Output each line exactly as it appears, skipping any embedded picture.

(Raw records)
# # # # #

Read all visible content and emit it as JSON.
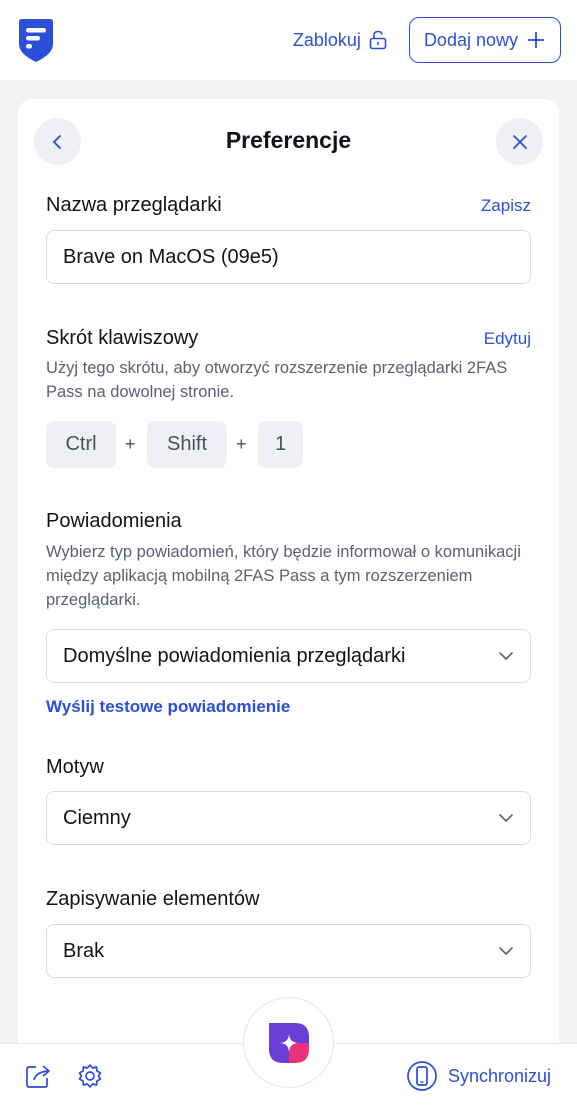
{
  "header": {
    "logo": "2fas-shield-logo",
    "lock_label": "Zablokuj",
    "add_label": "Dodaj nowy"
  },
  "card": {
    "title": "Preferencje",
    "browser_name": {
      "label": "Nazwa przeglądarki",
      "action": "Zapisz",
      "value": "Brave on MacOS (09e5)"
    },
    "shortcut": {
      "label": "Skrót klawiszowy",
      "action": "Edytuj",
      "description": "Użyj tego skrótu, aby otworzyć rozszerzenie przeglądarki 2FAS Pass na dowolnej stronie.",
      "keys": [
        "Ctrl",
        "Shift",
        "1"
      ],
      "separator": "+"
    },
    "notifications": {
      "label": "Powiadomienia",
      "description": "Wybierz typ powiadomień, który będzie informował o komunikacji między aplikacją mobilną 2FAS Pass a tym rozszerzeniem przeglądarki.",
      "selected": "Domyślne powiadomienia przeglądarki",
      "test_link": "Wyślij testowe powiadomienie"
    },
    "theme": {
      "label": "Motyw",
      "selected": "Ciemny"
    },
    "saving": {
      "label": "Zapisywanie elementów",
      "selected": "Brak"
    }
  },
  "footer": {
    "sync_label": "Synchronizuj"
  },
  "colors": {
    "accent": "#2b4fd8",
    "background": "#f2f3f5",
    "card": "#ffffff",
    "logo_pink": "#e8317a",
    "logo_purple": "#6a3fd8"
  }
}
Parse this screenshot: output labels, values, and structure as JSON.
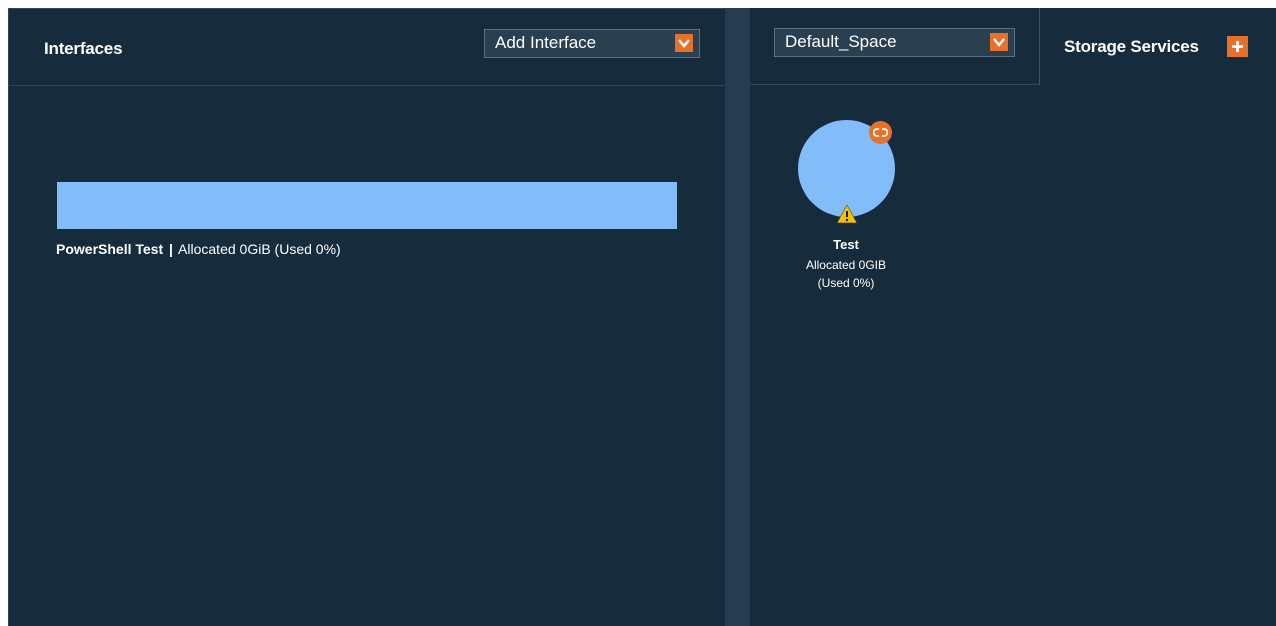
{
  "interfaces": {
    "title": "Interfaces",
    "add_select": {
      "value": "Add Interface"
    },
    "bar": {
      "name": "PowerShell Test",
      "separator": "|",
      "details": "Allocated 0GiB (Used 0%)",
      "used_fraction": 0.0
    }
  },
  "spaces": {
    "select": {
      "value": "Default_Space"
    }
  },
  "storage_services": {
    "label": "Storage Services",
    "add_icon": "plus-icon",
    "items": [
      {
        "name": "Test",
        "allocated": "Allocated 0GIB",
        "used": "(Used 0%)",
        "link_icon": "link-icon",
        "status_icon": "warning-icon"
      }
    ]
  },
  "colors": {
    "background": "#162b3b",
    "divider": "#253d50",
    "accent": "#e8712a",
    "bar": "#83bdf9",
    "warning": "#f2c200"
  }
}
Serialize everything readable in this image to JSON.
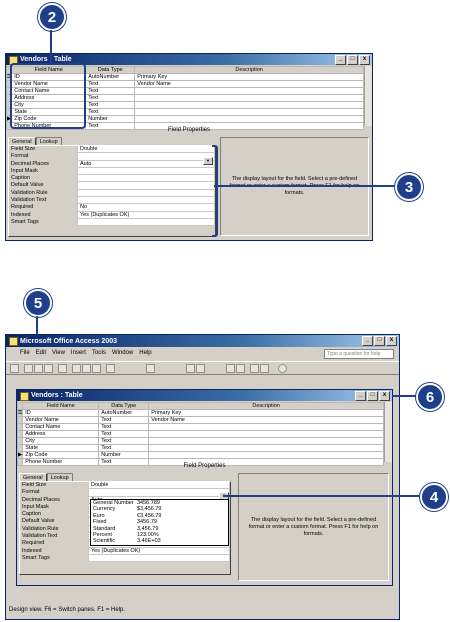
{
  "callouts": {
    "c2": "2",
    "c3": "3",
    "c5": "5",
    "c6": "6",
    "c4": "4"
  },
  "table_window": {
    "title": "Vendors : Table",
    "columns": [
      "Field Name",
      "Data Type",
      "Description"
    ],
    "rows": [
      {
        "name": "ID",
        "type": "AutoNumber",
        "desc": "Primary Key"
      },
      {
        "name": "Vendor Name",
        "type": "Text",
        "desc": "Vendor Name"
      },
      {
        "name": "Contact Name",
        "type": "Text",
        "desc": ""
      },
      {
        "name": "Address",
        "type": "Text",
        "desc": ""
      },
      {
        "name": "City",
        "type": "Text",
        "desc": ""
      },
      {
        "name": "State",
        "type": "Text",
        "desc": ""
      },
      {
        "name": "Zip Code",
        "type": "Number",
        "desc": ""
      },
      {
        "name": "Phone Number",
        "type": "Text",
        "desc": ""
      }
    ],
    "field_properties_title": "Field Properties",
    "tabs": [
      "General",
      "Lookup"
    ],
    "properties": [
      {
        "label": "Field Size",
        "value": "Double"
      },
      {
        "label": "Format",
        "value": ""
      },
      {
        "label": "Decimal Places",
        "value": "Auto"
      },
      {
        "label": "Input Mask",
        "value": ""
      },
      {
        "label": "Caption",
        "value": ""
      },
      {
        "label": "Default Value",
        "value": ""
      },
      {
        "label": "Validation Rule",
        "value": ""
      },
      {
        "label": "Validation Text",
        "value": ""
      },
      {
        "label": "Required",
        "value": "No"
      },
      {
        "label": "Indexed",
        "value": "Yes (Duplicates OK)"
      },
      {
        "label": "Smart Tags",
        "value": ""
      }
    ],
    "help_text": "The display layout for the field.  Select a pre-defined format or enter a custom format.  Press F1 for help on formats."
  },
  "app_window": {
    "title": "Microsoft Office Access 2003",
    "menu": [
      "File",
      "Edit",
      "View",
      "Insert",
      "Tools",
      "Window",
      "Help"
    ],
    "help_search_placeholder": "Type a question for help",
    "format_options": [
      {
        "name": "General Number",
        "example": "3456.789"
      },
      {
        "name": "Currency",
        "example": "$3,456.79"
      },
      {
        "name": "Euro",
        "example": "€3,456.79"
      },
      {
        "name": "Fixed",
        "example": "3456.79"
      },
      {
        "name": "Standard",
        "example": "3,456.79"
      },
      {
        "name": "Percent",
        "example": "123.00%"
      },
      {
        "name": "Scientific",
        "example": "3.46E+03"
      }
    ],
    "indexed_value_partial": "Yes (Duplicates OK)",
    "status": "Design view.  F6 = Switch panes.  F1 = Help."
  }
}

# # # # #

* _Full output_:
Read all visible content and emit it as JSON.
{
  "header": {
    "logo": "2fas-shield-logo",
    "lock_label": "Zablokuj",
    "add_label": "Dodaj nowy"
  },
  "card": {
    "title": "Preferencje",
    "browser_name": {
      "label": "Nazwa przeglądarki",
      "action": "Zapisz",
      "value": "Brave on MacOS (09e5)"
    },
    "shortcut": {
      "label": "Skrót klawiszowy",
      "action": "Edytuj",
      "description": "Użyj tego skrótu, aby otworzyć rozszerzenie przeglądarki 2FAS Pass na dowolnej stronie.",
      "keys": [
        "Ctrl",
        "Shift",
        "1"
      ],
      "separator": "+"
    },
    "notifications": {
      "label": "Powiadomienia",
      "description": "Wybierz typ powiadomień, który będzie informował o komunikacji między aplikacją mobilną 2FAS Pass a tym rozszerzeniem przeglądarki.",
      "selected": "Domyślne powiadomienia przeglądarki",
      "test_link": "Wyślij testowe powiadomienie"
    },
    "theme": {
      "label": "Motyw",
      "selected": "Ciemny"
    },
    "saving": {
      "label": "Zapisywanie elementów",
      "selected": "Brak"
    }
  },
  "footer": {
    "sync_label": "Synchronizuj"
  },
  "colors": {
    "accent": "#2b4fd8",
    "background": "#f2f3f5",
    "card": "#ffffff",
    "logo_pink": "#e8317a",
    "logo_purple": "#6a3fd8"
  }
}
Parse this screenshot: output labels, values, and structure as JSON.
{
  "interfaces": {
    "title": "Interfaces",
    "add_select": {
      "value": "Add Interface"
    },
    "bar": {
      "name": "PowerShell Test",
      "separator": "|",
      "details": "Allocated 0GiB (Used 0%)",
      "used_fraction": 0.0
    }
  },
  "spaces": {
    "select": {
      "value": "Default_Space"
    }
  },
  "storage_services": {
    "label": "Storage Services",
    "add_icon": "plus-icon",
    "items": [
      {
        "name": "Test",
        "allocated": "Allocated 0GIB",
        "used": "(Used 0%)",
        "link_icon": "link-icon",
        "status_icon": "warning-icon"
      }
    ]
  },
  "colors": {
    "background": "#162b3b",
    "divider": "#253d50",
    "accent": "#e8712a",
    "bar": "#83bdf9",
    "warning": "#f2c200"
  }
}
Serialize everything readable in this image to JSON.
{
  "callouts": {
    "c2": "2",
    "c3": "3",
    "c5": "5",
    "c6": "6",
    "c4": "4"
  },
  "table_window": {
    "title": "Vendors : Table",
    "columns": [
      "Field Name",
      "Data Type",
      "Description"
    ],
    "rows": [
      {
        "name": "ID",
        "type": "AutoNumber",
        "desc": "Primary Key"
      },
      {
        "name": "Vendor Name",
        "type": "Text",
        "desc": "Vendor Name"
      },
      {
        "name": "Contact Name",
        "type": "Text",
        "desc": ""
      },
      {
        "name": "Address",
        "type": "Text",
        "desc": ""
      },
      {
        "name": "City",
        "type": "Text",
        "desc": ""
      },
      {
        "name": "State",
        "type": "Text",
        "desc": ""
      },
      {
        "name": "Zip Code",
        "type": "Number",
        "desc": ""
      },
      {
        "name": "Phone Number",
        "type": "Text",
        "desc": ""
      }
    ],
    "field_properties_title": "Field Properties",
    "tabs": [
      "General",
      "Lookup"
    ],
    "properties": [
      {
        "label": "Field Size",
        "value": "Double"
      },
      {
        "label": "Format",
        "value": ""
      },
      {
        "label": "Decimal Places",
        "value": "Auto"
      },
      {
        "label": "Input Mask",
        "value": ""
      },
      {
        "label": "Caption",
        "value": ""
      },
      {
        "label": "Default Value",
        "value": ""
      },
      {
        "label": "Validation Rule",
        "value": ""
      },
      {
        "label": "Validation Text",
        "value": ""
      },
      {
        "label": "Required",
        "value": "No"
      },
      {
        "label": "Indexed",
        "value": "Yes (Duplicates OK)"
      },
      {
        "label": "Smart Tags",
        "value": ""
      }
    ],
    "help_text": "The display layout for the field.  Select a pre-defined format or enter a custom format.  Press F1 for help on formats."
  },
  "app_window": {
    "title": "Microsoft Office Access 2003",
    "menu": [
      "File",
      "Edit",
      "View",
      "Insert",
      "Tools",
      "Window",
      "Help"
    ],
    "help_search_placeholder": "Type a question for help",
    "format_options": [
      {
        "name": "General Number",
        "example": "3456.789"
      },
      {
        "name": "Currency",
        "example": "$3,456.79"
      },
      {
        "name": "Euro",
        "example": "€3,456.79"
      },
      {
        "name": "Fixed",
        "example": "3456.79"
      },
      {
        "name": "Standard",
        "example": "3,456.79"
      },
      {
        "name": "Percent",
        "example": "123.00%"
      },
      {
        "name": "Scientific",
        "example": "3.46E+03"
      }
    ],
    "indexed_value_partial": "Yes (Duplicates OK)",
    "status": "Design view.  F6 = Switch panes.  F1 = Help."
  }
}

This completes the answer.